§ Exercise brief: Recast the lines from the first one through the line containing "The lens 8 is at (955, 350).", inclusive, as a numbered list, and skip any blank lines.

----- Dataset records

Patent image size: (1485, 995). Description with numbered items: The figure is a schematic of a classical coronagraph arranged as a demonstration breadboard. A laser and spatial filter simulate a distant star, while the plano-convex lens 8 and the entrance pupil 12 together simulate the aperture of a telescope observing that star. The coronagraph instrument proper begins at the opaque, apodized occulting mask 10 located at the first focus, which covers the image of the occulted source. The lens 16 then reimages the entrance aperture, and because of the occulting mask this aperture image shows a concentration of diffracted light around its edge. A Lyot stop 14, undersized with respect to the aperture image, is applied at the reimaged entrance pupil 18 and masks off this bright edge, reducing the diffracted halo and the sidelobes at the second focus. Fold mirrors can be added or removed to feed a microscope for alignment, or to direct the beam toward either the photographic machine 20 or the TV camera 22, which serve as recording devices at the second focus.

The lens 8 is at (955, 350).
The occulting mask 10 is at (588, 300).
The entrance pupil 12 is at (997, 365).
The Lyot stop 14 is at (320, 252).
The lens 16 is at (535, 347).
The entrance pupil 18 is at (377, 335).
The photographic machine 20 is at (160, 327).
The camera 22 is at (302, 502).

----------

§ Answer to this problem:
1. Patent image size: (1485, 995). Description with numbered items: The figure is a schematic of a classical coronagraph arranged as a demonstration breadboard. A laser and spatial filter simulate a distant star, while the plano-convex lens 8 and the entrance pupil 12 together simulate the aperture of a telescope observing that star. The coronagraph instrument proper begins at the opaque, apodized occulting mask 10 located at the first focus, which covers the image of the occulted source. The lens 16 then reimages the entrance aperture, and because of the occulting mask this aperture image shows a concentration of diffracted light around its edge. A Lyot stop 14, undersized with respect to the aperture image, is applied at the reimaged entrance pupil 18 and masks off this bright edge, reducing the diffracted halo and the sidelobes at the second focus. Fold mirrors can be added or removed to feed a microscope for alignment, or to direct the beam toward either the photographic machine 20 or the TV camera 22, which serve as recording devices at the second focus.
2. The lens 8 is at (955, 350).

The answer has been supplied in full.